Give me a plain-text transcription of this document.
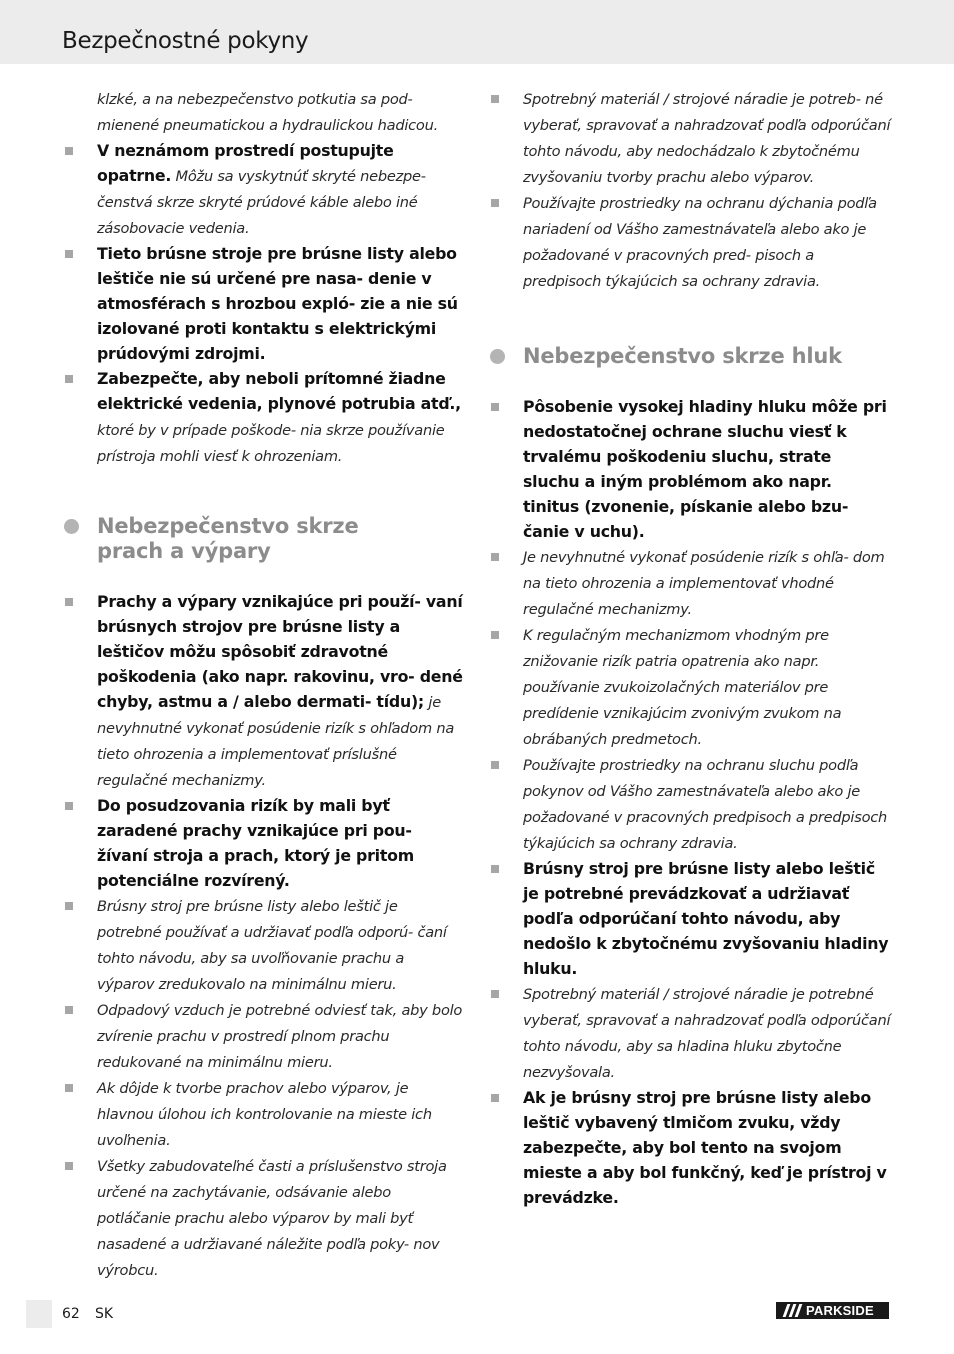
Bezpečnostné pokyny
klzké, a na nebezpečenstvo potkutia sa pod- mienené pneumatickou a hydraulickou hadicou.
V neznámom prostredí postupujte opatrne. Môžu sa vyskytnúť skryté nebezpe- čenstvá skrze skryté prúdové káble alebo iné zásobovacie vedenia.
Tieto brúsne stroje pre brúsne listy alebo leštiče nie sú určené pre nasa- denie v atmosférach s hrozbou expló- zie a nie sú izolované proti kontaktu s elektrickými prúdovými zdrojmi.
Zabezpečte, aby neboli prítomné žiadne elektrické vedenia, plynové potrubia atď., ktoré by v prípade poškode- nia skrze používanie prístroja mohli viesť k ohrozeniam.
Nebezpečenstvo skrze
prach a výpary
Prachy a výpary vznikajúce pri použí- vaní brúsnych strojov pre brúsne listy a leštičov môžu spôsobiť zdravotné poškodenia (ako napr. rakovinu, vro- dené chyby, astmu a / alebo dermati- tídu); je nevyhnutné vykonať posúdenie rizík s ohľadom na tieto ohrozenia a implementovať príslušné regulačné mechanizmy.
Do posudzovania rizík by mali byť zaradené prachy vznikajúce pri pou- žívaní stroja a prach, ktorý je pritom potenciálne rozvírený.
Brúsny stroj pre brúsne listy alebo leštič je potrebné používať a udržiavať podľa odporú- čaní tohto návodu, aby sa uvoľňovanie prachu a výparov zredukovalo na minimálnu mieru.
Odpadový vzduch je potrebné odviesť tak, aby bolo zvírenie prachu v prostredí plnom prachu redukované na minimálnu mieru.
Ak dôjde k tvorbe prachov alebo výparov, je hlavnou úlohou ich kontrolovanie na mieste ich uvoľnenia.
Všetky zabudovateľné časti a príslušenstvo stroja určené na zachytávanie, odsávanie alebo potláčanie prachu alebo výparov by mali byť nasadené a udržiavané náležite podľa poky- nov výrobcu.
Spotrebný materiál / strojové náradie je potreb- né vyberať, spravovať a nahradzovať podľa odporúčaní tohto návodu, aby nedochádzalo k zbytočnému zvyšovaniu tvorby prachu alebo výparov.
Používajte prostriedky na ochranu dýchania podľa nariadení od Vášho zamestnávateľa alebo ako je požadované v pracovných pred- pisoch a predpisoch týkajúcich sa ochrany zdravia.
Nebezpečenstvo skrze hluk
Pôsobenie vysokej hladiny hluku môže pri nedostatočnej ochrane sluchu viesť k trvalému poškodeniu sluchu, strate sluchu a iným problémom ako napr. tinitus (zvonenie, pískanie alebo bzu- čanie v uchu).
Je nevyhnutné vykonať posúdenie rizík s ohľa- dom na tieto ohrozenia a implementovať vhodné regulačné mechanizmy.
K regulačným mechanizmom vhodným pre znižovanie rizík patria opatrenia ako napr. používanie zvukoizolačných materiálov pre predídenie vznikajúcim zvonivým zvukom na obrábaných predmetoch.
Používajte prostriedky na ochranu sluchu podľa pokynov od Vášho zamestnávateľa alebo ako je požadované v pracovných predpisoch a predpisoch týkajúcich sa ochrany zdravia.
Brúsny stroj pre brúsne listy alebo leštič je potrebné prevádzkovať a udržiavať podľa odporúčaní tohto návodu, aby nedošlo k zbytočnému zvyšovaniu hladiny hluku.
Spotrebný materiál / strojové náradie je potrebné vyberať, spravovať a nahradzovať podľa odporúčaní tohto návodu, aby sa hladina hluku zbytočne nezvyšovala.
Ak je brúsny stroj pre brúsne listy alebo leštič vybavený tlmičom zvuku, vždy zabezpečte, aby bol tento na svojom mieste a aby bol funkčný, keď je prístroj v prevádzke.
62 SK	PARKSIDE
● ● ● ● ● ● ●
▸ **Task requirements**: Write out the data precisely as given, excluding the pictures.

▸ **Answer to the problem**:
Give me a plain-text transcription of this document.
Bezpečnostné pokyny
klzké, a na nebezpečenstvo potkutia sa pod- mienené pneumatickou a hydraulickou hadicou.
V neznámom prostredí postupujte opatrne. Môžu sa vyskytnúť skryté nebezpe- čenstvá skrze skryté prúdové káble alebo iné zásobovacie vedenia.
Tieto brúsne stroje pre brúsne listy alebo leštiče nie sú určené pre nasa- denie v atmosférach s hrozbou expló- zie a nie sú izolované proti kontaktu s elektrickými prúdovými zdrojmi.
Zabezpečte, aby neboli prítomné žiadne elektrické vedenia, plynové potrubia atď., ktoré by v prípade poškode- nia skrze používanie prístroja mohli viesť k ohrozeniam.
Nebezpečenstvo skrze
prach a výpary
Prachy a výpary vznikajúce pri použí- vaní brúsnych strojov pre brúsne listy a leštičov môžu spôsobiť zdravotné poškodenia (ako napr. rakovinu, vro- dené chyby, astmu a / alebo dermati- tídu); je nevyhnutné vykonať posúdenie rizík s ohľadom na tieto ohrozenia a implementovať príslušné regulačné mechanizmy.
Do posudzovania rizík by mali byť zaradené prachy vznikajúce pri pou- žívaní stroja a prach, ktorý je pritom potenciálne rozvírený.
Brúsny stroj pre brúsne listy alebo leštič je potrebné používať a udržiavať podľa odporú- čaní tohto návodu, aby sa uvoľňovanie prachu a výparov zredukovalo na minimálnu mieru.
Odpadový vzduch je potrebné odviesť tak, aby bolo zvírenie prachu v prostredí plnom prachu redukované na minimálnu mieru.
Ak dôjde k tvorbe prachov alebo výparov, je hlavnou úlohou ich kontrolovanie na mieste ich uvoľnenia.
Všetky zabudovateľné časti a príslušenstvo stroja určené na zachytávanie, odsávanie alebo potláčanie prachu alebo výparov by mali byť nasadené a udržiavané náležite podľa poky- nov výrobcu.
Spotrebný materiál / strojové náradie je potreb- né vyberať, spravovať a nahradzovať podľa odporúčaní tohto návodu, aby nedochádzalo k zbytočnému zvyšovaniu tvorby prachu alebo výparov.
Používajte prostriedky na ochranu dýchania podľa nariadení od Vášho zamestnávateľa alebo ako je požadované v pracovných pred- pisoch a predpisoch týkajúcich sa ochrany zdravia.
Nebezpečenstvo skrze hluk
Pôsobenie vysokej hladiny hluku môže pri nedostatočnej ochrane sluchu viesť k trvalému poškodeniu sluchu, strate sluchu a iným problémom ako napr. tinitus (zvonenie, pískanie alebo bzu- čanie v uchu).
Je nevyhnutné vykonať posúdenie rizík s ohľa- dom na tieto ohrozenia a implementovať vhodné regulačné mechanizmy.
K regulačným mechanizmom vhodným pre znižovanie rizík patria opatrenia ako napr. používanie zvukoizolačných materiálov pre predídenie vznikajúcim zvonivým zvukom na obrábaných predmetoch.
Používajte prostriedky na ochranu sluchu podľa pokynov od Vášho zamestnávateľa alebo ako je požadované v pracovných predpisoch a predpisoch týkajúcich sa ochrany zdravia.
Brúsny stroj pre brúsne listy alebo leštič je potrebné prevádzkovať a udržiavať podľa odporúčaní tohto návodu, aby nedošlo k zbytočnému zvyšovaniu hladiny hluku.
Spotrebný materiál / strojové náradie je potrebné vyberať, spravovať a nahradzovať podľa odporúčaní tohto návodu, aby sa hladina hluku zbytočne nezvyšovala.
Ak je brúsny stroj pre brúsne listy alebo leštič vybavený tlmičom zvuku, vždy zabezpečte, aby bol tento na svojom mieste a aby bol funkčný, keď je prístroj v prevádzke.
62 SK	PARKSIDE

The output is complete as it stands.